Write out the material exactly, leaving every picture behind.
★ ★ ★ ★ ★
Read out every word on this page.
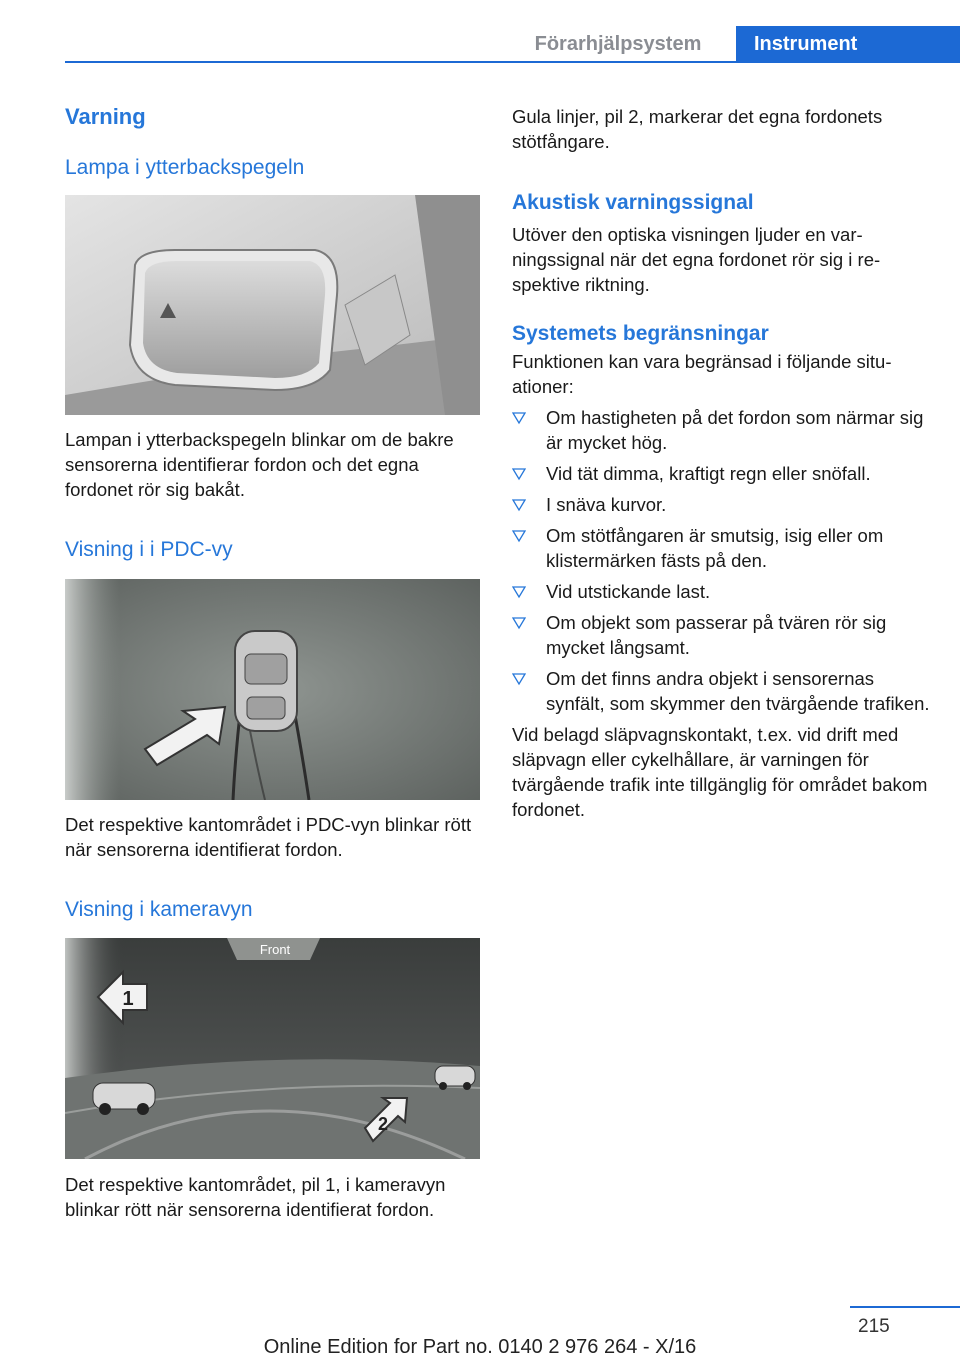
Förarhjälpsystem	Instrument
Varning
Lampa i ytterbackspegeln

Lampan i ytterbackspegeln blinkar om de bakre sensorerna identifierar fordon och det egna fordonet rör sig bakåt.

Visning i i PDC-vy

Det respektive kantområdet i PDC-vyn blinkar rött när sensorerna identifierat fordon.

Visning i kameravyn
Front
1
2

Det respektive kantområdet, pil 1, i kameravyn blinkar rött när sensorerna identifierat fordon.

Gula linjer, pil 2, markerar det egna fordonets stötfångare.

Akustisk varningssignal

Utöver den optiska visningen ljuder en varningssignal när det egna fordonet rör sig i respektive riktning.

Systemets begränsningar

Funktionen kan vara begränsad i följande situationer:

Om hastigheten på det fordon som närmar sig är mycket hög.
Vid tät dimma, kraftigt regn eller snöfall.
I snäva kurvor.
Om stötfångaren är smutsig, isig eller om klistermärken fästs på den.
Vid utstickande last.
Om objekt som passerar på tvären rör sig mycket långsamt.
Om det finns andra objekt i sensorernas synfält, som skymmer den tvärgående trafiken.

Vid belagd släpvagnskontakt, t.ex. vid drift med släpvagn eller cykelhållare, är varningen för tvärgående trafik inte tillgänglig för området bakom fordonet.

215
Online Edition for Part no. 0140 2 976 264 - X/16
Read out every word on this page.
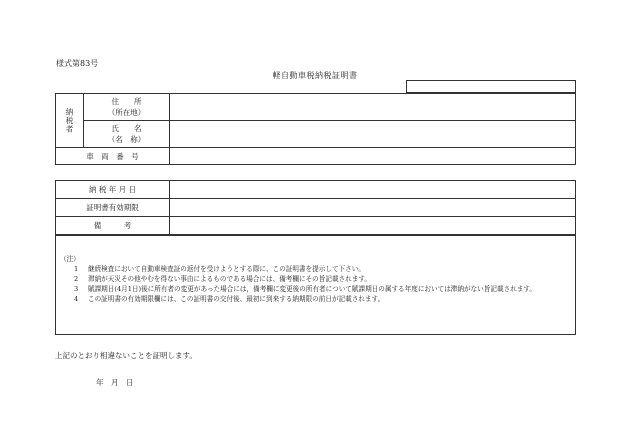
様式第83号
軽自動車税納税証明書
納税者	住　　所
（所在地）	

	氏　　名
（名　称）	

車　両　番　号		
納 税 年 月 日	
証明書有効期限	
備　　　考	
（注）
1	継続検査において自動車検査証の返付を受けようとする際に、この証明書を提示して下さい。
2	滞納が天災その他やむを得ない事由によるものである場合には、備考欄にその旨記載されます。
3	賦課期日(4月1日)後に所有者の変更があった場合には，備考欄に変更後の所有者について賦課期日の属する年度においては滞納がない旨記載されます。
4	この証明書の有効期限欄には、この証明書の交付後、最初に到来する納期限の前日が記載されます。
上記のとおり相違ないことを証明します。
年　月　日
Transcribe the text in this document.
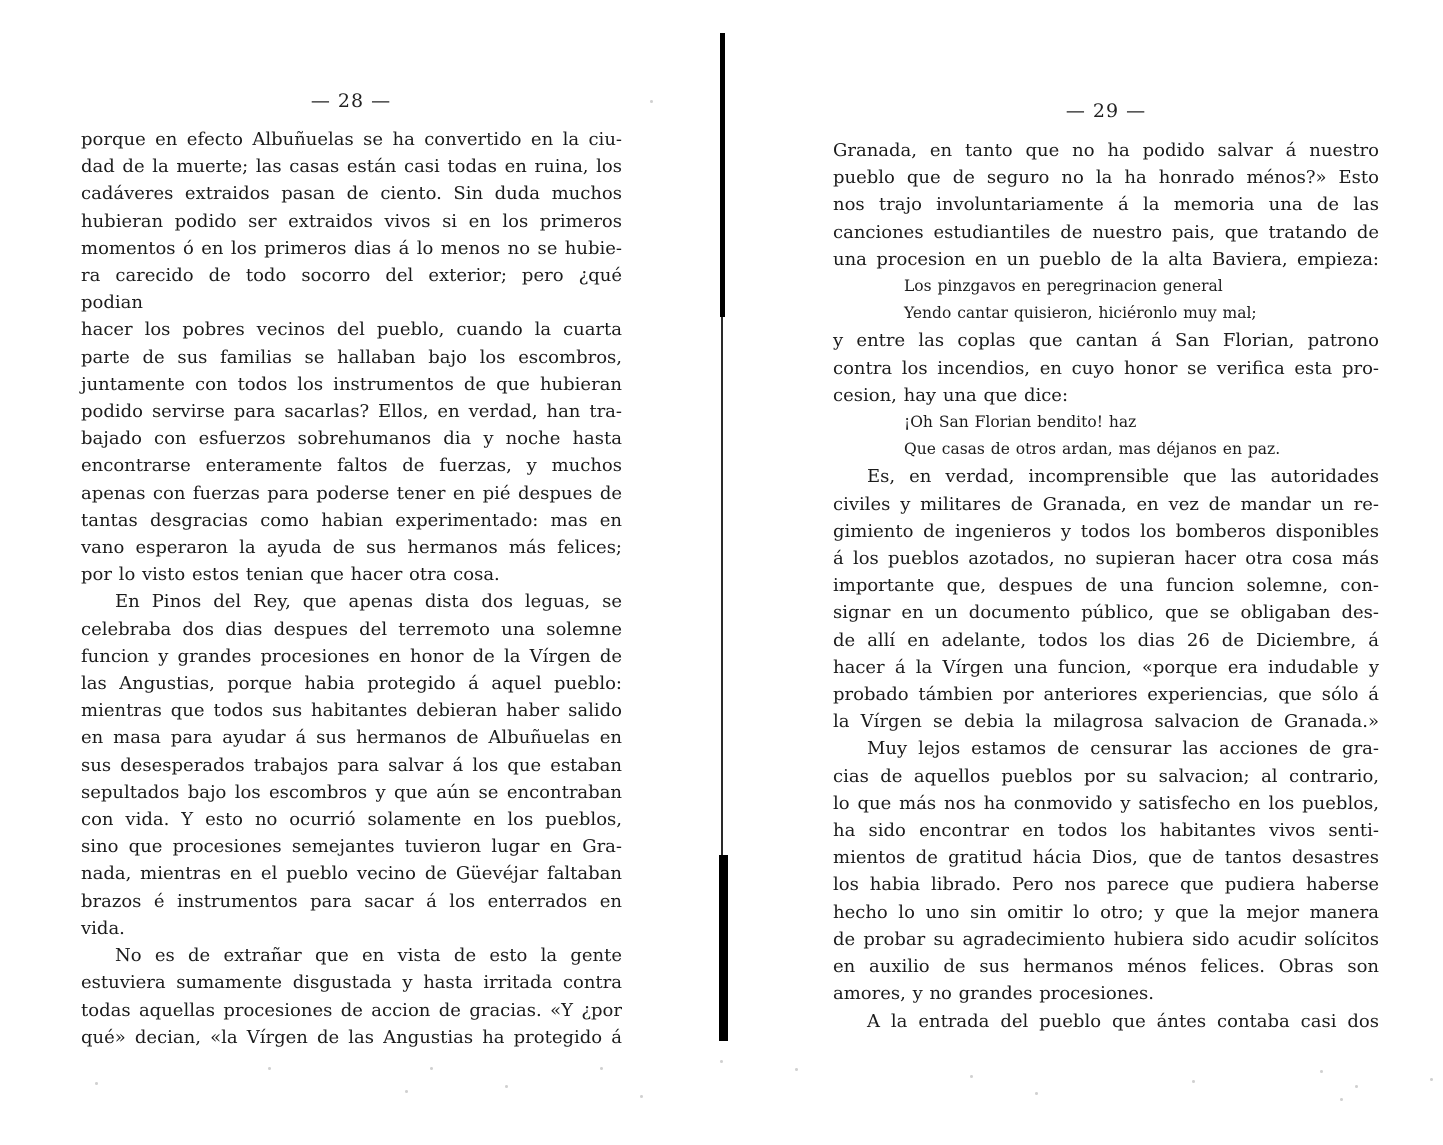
— 28 —
porque en efecto Albuñuelas se ha convertido en la ciu-
dad de la muerte; las casas están casi todas en ruina, los
cadáveres extraidos pasan de ciento. Sin duda muchos
hubieran podido ser extraidos vivos si en los primeros
momentos ó en los primeros dias á lo menos no se hubie-
ra carecido de todo socorro del exterior; pero ¿qué podian
hacer los pobres vecinos del pueblo, cuando la cuarta
parte de sus familias se hallaban bajo los escombros,
juntamente con todos los instrumentos de que hubieran
podido servirse para sacarlas? Ellos, en verdad, han tra-
bajado con esfuerzos sobrehumanos dia y noche hasta
encontrarse enteramente faltos de fuerzas, y muchos
apenas con fuerzas para poderse tener en pié despues de
tantas desgracias como habian experimentado: mas en
vano esperaron la ayuda de sus hermanos más felices;
por lo visto estos tenian que hacer otra cosa.
En Pinos del Rey, que apenas dista dos leguas, se
celebraba dos dias despues del terremoto una solemne
funcion y grandes procesiones en honor de la Vírgen de
las Angustias, porque habia protegido á aquel pueblo:
mientras que todos sus habitantes debieran haber salido
en masa para ayudar á sus hermanos de Albuñuelas en
sus desesperados trabajos para salvar á los que estaban
sepultados bajo los escombros y que aún se encontraban
con vida. Y esto no ocurrió solamente en los pueblos,
sino que procesiones semejantes tuvieron lugar en Gra-
nada, mientras en el pueblo vecino de Güevéjar faltaban
brazos é instrumentos para sacar á los enterrados en
vida.
No es de extrañar que en vista de esto la gente
estuviera sumamente disgustada y hasta irritada contra
todas aquellas procesiones de accion de gracias. «Y ¿por
qué» decian, «la Vírgen de las Angustias ha protegido á
— 29 —
Granada, en tanto que no ha podido salvar á nuestro
pueblo que de seguro no la ha honrado ménos?» Esto
nos trajo involuntariamente á la memoria una de las
canciones estudiantiles de nuestro pais, que tratando de
una procesion en un pueblo de la alta Baviera, empieza:
Los pinzgavos en peregrinacion general
Yendo cantar quisieron, hiciéronlo muy mal;
y entre las coplas que cantan á San Florian, patrono
contra los incendios, en cuyo honor se verifica esta pro-
cesion, hay una que dice:
¡Oh San Florian bendito! haz
Que casas de otros ardan, mas déjanos en paz.
Es, en verdad, incomprensible que las autoridades
civiles y militares de Granada, en vez de mandar un re-
gimiento de ingenieros y todos los bomberos disponibles
á los pueblos azotados, no supieran hacer otra cosa más
importante que, despues de una funcion solemne, con-
signar en un documento público, que se obligaban des-
de allí en adelante, todos los dias 26 de Diciembre, á
hacer á la Vírgen una funcion, «porque era indudable y
probado támbien por anteriores experiencias, que sólo á
la Vírgen se debia la milagrosa salvacion de Granada.»
Muy lejos estamos de censurar las acciones de gra-
cias de aquellos pueblos por su salvacion; al contrario,
lo que más nos ha conmovido y satisfecho en los pueblos,
ha sido encontrar en todos los habitantes vivos senti-
mientos de gratitud hácia Dios, que de tantos desastres
los habia librado. Pero nos parece que pudiera haberse
hecho lo uno sin omitir lo otro; y que la mejor manera
de probar su agradecimiento hubiera sido acudir solícitos
en auxilio de sus hermanos ménos felices. Obras son
amores, y no grandes procesiones.
A la entrada del pueblo que ántes contaba casi dos
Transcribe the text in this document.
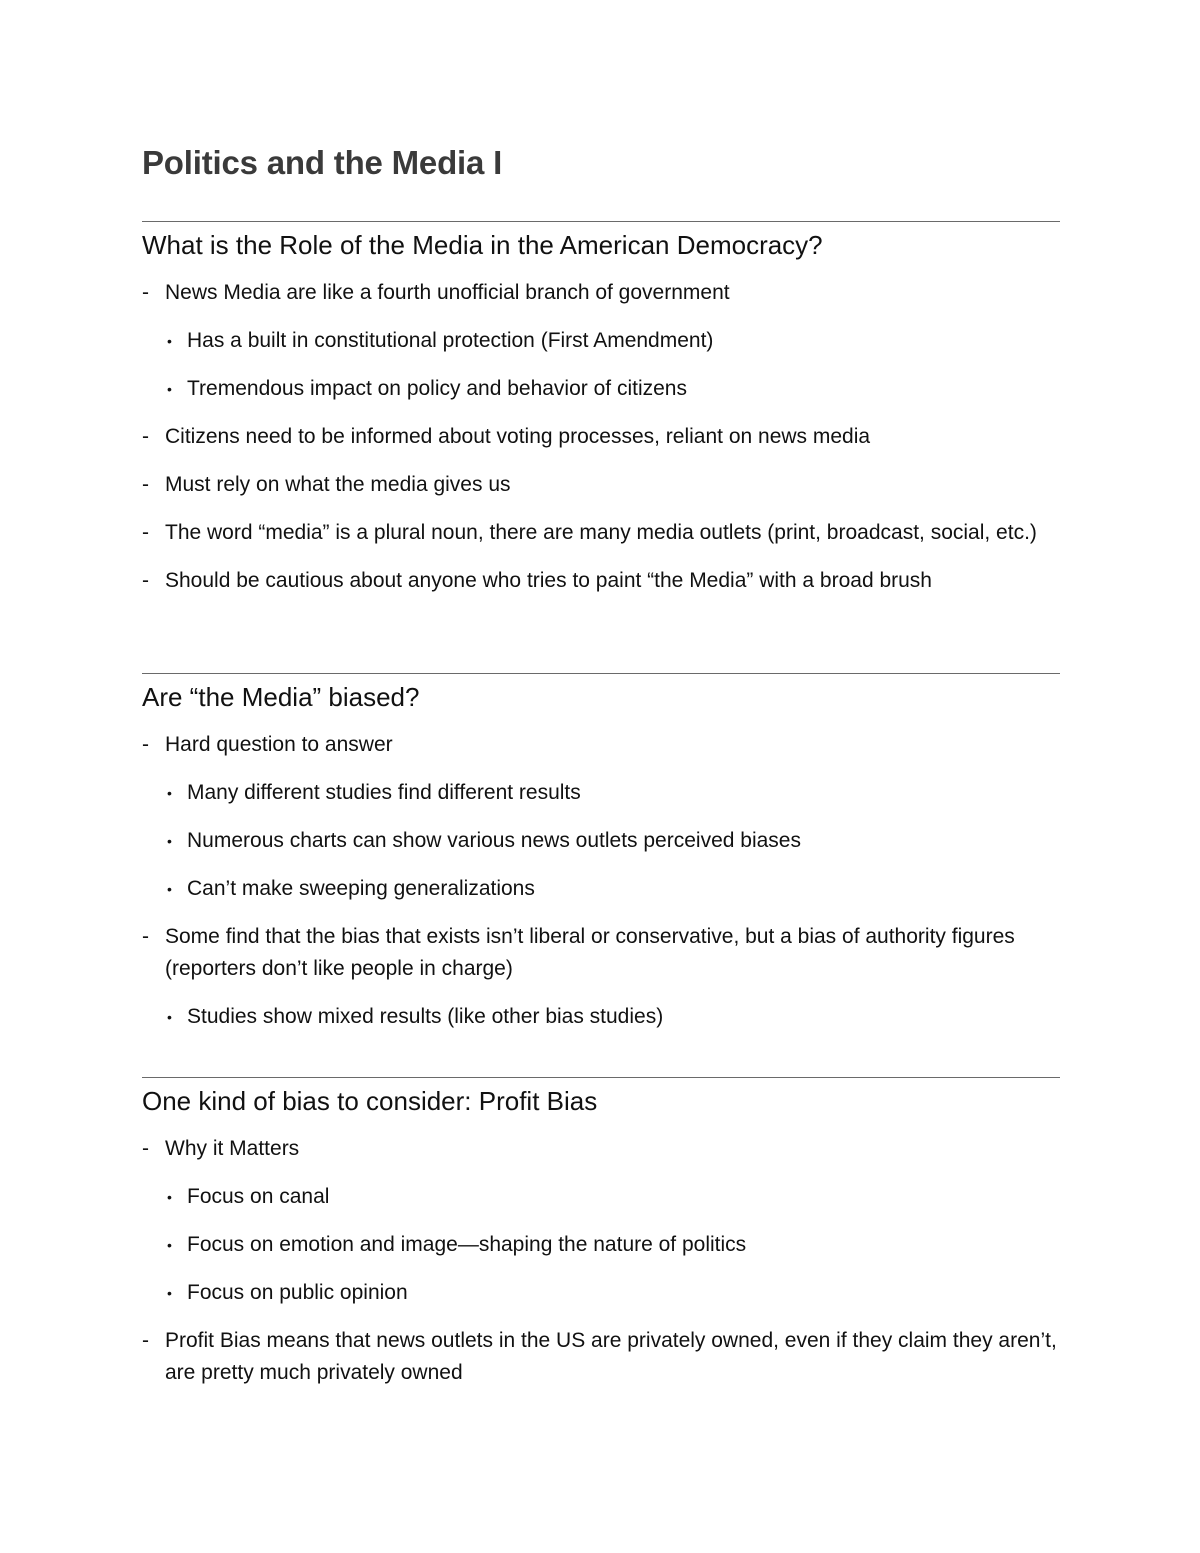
Politics and the Media I
What is the Role of the Media in the American Democracy?
- News Media are like a fourth unofficial branch of government
• Has a built in constitutional protection (First Amendment)
• Tremendous impact on policy and behavior of citizens
- Citizens need to be informed about voting processes, reliant on news media
- Must rely on what the media gives us
- The word “media” is a plural noun, there are many media outlets (print, broadcast, social, etc.)
- Should be cautious about anyone who tries to paint “the Media” with a broad brush
Are “the Media” biased?
- Hard question to answer
• Many different studies find different results
• Numerous charts can show various news outlets perceived biases
• Can’t make sweeping generalizations
- Some find that the bias that exists isn’t liberal or conservative, but a bias of authority figures (reporters don’t like people in charge)
• Studies show mixed results (like other bias studies)
One kind of bias to consider: Profit Bias
- Why it Matters
• Focus on canal
• Focus on emotion and image—shaping the nature of politics
• Focus on public opinion
- Profit Bias means that news outlets in the US are privately owned, even if they claim they aren’t, are pretty much privately owned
★ ★ ★ ★ ★
■ Written answer:
Read out every word on this page.
Förarhjälpsystem	Instrument
Varning
Lampa i ytterbackspegeln

Lampan i ytterbackspegeln blinkar om de bakre sensorerna identifierar fordon och det egna fordonet rör sig bakåt.

Visning i i PDC-vy

Det respektive kantområdet i PDC-vyn blinkar rött när sensorerna identifierat fordon.

Visning i kameravyn
Front
1
2

Det respektive kantområdet, pil 1, i kameravyn blinkar rött när sensorerna identifierat fordon.

Gula linjer, pil 2, markerar det egna fordonets stötfångare.

Akustisk varningssignal

Utöver den optiska visningen ljuder en varningssignal när det egna fordonet rör sig i respektive riktning.

Systemets begränsningar

Funktionen kan vara begränsad i följande situationer:

Om hastigheten på det fordon som närmar sig är mycket hög.
Vid tät dimma, kraftigt regn eller snöfall.
I snäva kurvor.
Om stötfångaren är smutsig, isig eller om klistermärken fästs på den.
Vid utstickande last.
Om objekt som passerar på tvären rör sig mycket långsamt.
Om det finns andra objekt i sensorernas synfält, som skymmer den tvärgående trafiken.

Vid belagd släpvagnskontakt, t.ex. vid drift med släpvagn eller cykelhållare, är varningen för tvärgående trafik inte tillgänglig för området bakom fordonet.

215
Online Edition for Part no. 0140 2 976 264 - X/16
Read out every word on this page.
様式第83号
軽自動車税納税証明書
納税者	住　　所
（所在地）	

	氏　　名
（名　称）	

車　両　番　号		
納 税 年 月 日	
証明書有効期限	
備　　　考	
（注）
1	継続検査において自動車検査証の返付を受けようとする際に、この証明書を提示して下さい。
2	滞納が天災その他やむを得ない事由によるものである場合には、備考欄にその旨記載されます。
3	賦課期日(4月1日)後に所有者の変更があった場合には，備考欄に変更後の所有者について賦課期日の属する年度においては滞納がない旨記載されます。
4	この証明書の有効期限欄には、この証明書の交付後、最初に到来する納期限の前日が記載されます。
上記のとおり相違ないことを証明します。
年　月　日
Transcribe the text in this document.
— 28 —
porque en efecto Albuñuelas se ha convertido en la ciu-
dad de la muerte; las casas están casi todas en ruina, los
cadáveres extraidos pasan de ciento. Sin duda muchos
hubieran podido ser extraidos vivos si en los primeros
momentos ó en los primeros dias á lo menos no se hubie-
ra carecido de todo socorro del exterior; pero ¿qué podian
hacer los pobres vecinos del pueblo, cuando la cuarta
parte de sus familias se hallaban bajo los escombros,
juntamente con todos los instrumentos de que hubieran
podido servirse para sacarlas? Ellos, en verdad, han tra-
bajado con esfuerzos sobrehumanos dia y noche hasta
encontrarse enteramente faltos de fuerzas, y muchos
apenas con fuerzas para poderse tener en pié despues de
tantas desgracias como habian experimentado: mas en
vano esperaron la ayuda de sus hermanos más felices;
por lo visto estos tenian que hacer otra cosa.
En Pinos del Rey, que apenas dista dos leguas, se
celebraba dos dias despues del terremoto una solemne
funcion y grandes procesiones en honor de la Vírgen de
las Angustias, porque habia protegido á aquel pueblo:
mientras que todos sus habitantes debieran haber salido
en masa para ayudar á sus hermanos de Albuñuelas en
sus desesperados trabajos para salvar á los que estaban
sepultados bajo los escombros y que aún se encontraban
con vida. Y esto no ocurrió solamente en los pueblos,
sino que procesiones semejantes tuvieron lugar en Gra-
nada, mientras en el pueblo vecino de Güevéjar faltaban
brazos é instrumentos para sacar á los enterrados en
vida.
No es de extrañar que en vista de esto la gente
estuviera sumamente disgustada y hasta irritada contra
todas aquellas procesiones de accion de gracias. «Y ¿por
qué» decian, «la Vírgen de las Angustias ha protegido á
— 29 —
Granada, en tanto que no ha podido salvar á nuestro
pueblo que de seguro no la ha honrado ménos?» Esto
nos trajo involuntariamente á la memoria una de las
canciones estudiantiles de nuestro pais, que tratando de
una procesion en un pueblo de la alta Baviera, empieza:
Los pinzgavos en peregrinacion general
Yendo cantar quisieron, hiciéronlo muy mal;
y entre las coplas que cantan á San Florian, patrono
contra los incendios, en cuyo honor se verifica esta pro-
cesion, hay una que dice:
¡Oh San Florian bendito! haz
Que casas de otros ardan, mas déjanos en paz.
Es, en verdad, incomprensible que las autoridades
civiles y militares de Granada, en vez de mandar un re-
gimiento de ingenieros y todos los bomberos disponibles
á los pueblos azotados, no supieran hacer otra cosa más
importante que, despues de una funcion solemne, con-
signar en un documento público, que se obligaban des-
de allí en adelante, todos los dias 26 de Diciembre, á
hacer á la Vírgen una funcion, «porque era indudable y
probado támbien por anteriores experiencias, que sólo á
la Vírgen se debia la milagrosa salvacion de Granada.»
Muy lejos estamos de censurar las acciones de gra-
cias de aquellos pueblos por su salvacion; al contrario,
lo que más nos ha conmovido y satisfecho en los pueblos,
ha sido encontrar en todos los habitantes vivos senti-
mientos de gratitud hácia Dios, que de tantos desastres
los habia librado. Pero nos parece que pudiera haberse
hecho lo uno sin omitir lo otro; y que la mejor manera
de probar su agradecimiento hubiera sido acudir solícitos
en auxilio de sus hermanos ménos felices. Obras son
amores, y no grandes procesiones.
A la entrada del pueblo que ántes contaba casi dos
Transcribe the text in this document.
Politics and the Media I
What is the Role of the Media in the American Democracy?
- News Media are like a fourth unofficial branch of government
• Has a built in constitutional protection (First Amendment)
• Tremendous impact on policy and behavior of citizens
- Citizens need to be informed about voting processes, reliant on news media
- Must rely on what the media gives us
- The word “media” is a plural noun, there are many media outlets (print, broadcast, social, etc.)
- Should be cautious about anyone who tries to paint “the Media” with a broad brush
Are “the Media” biased?
- Hard question to answer
• Many different studies find different results
• Numerous charts can show various news outlets perceived biases
• Can’t make sweeping generalizations
- Some find that the bias that exists isn’t liberal or conservative, but a bias of authority figures (reporters don’t like people in charge)
• Studies show mixed results (like other bias studies)
One kind of bias to consider: Profit Bias
- Why it Matters
• Focus on canal
• Focus on emotion and image—shaping the nature of politics
• Focus on public opinion
- Profit Bias means that news outlets in the US are privately owned, even if they claim they aren’t, are pretty much privately owned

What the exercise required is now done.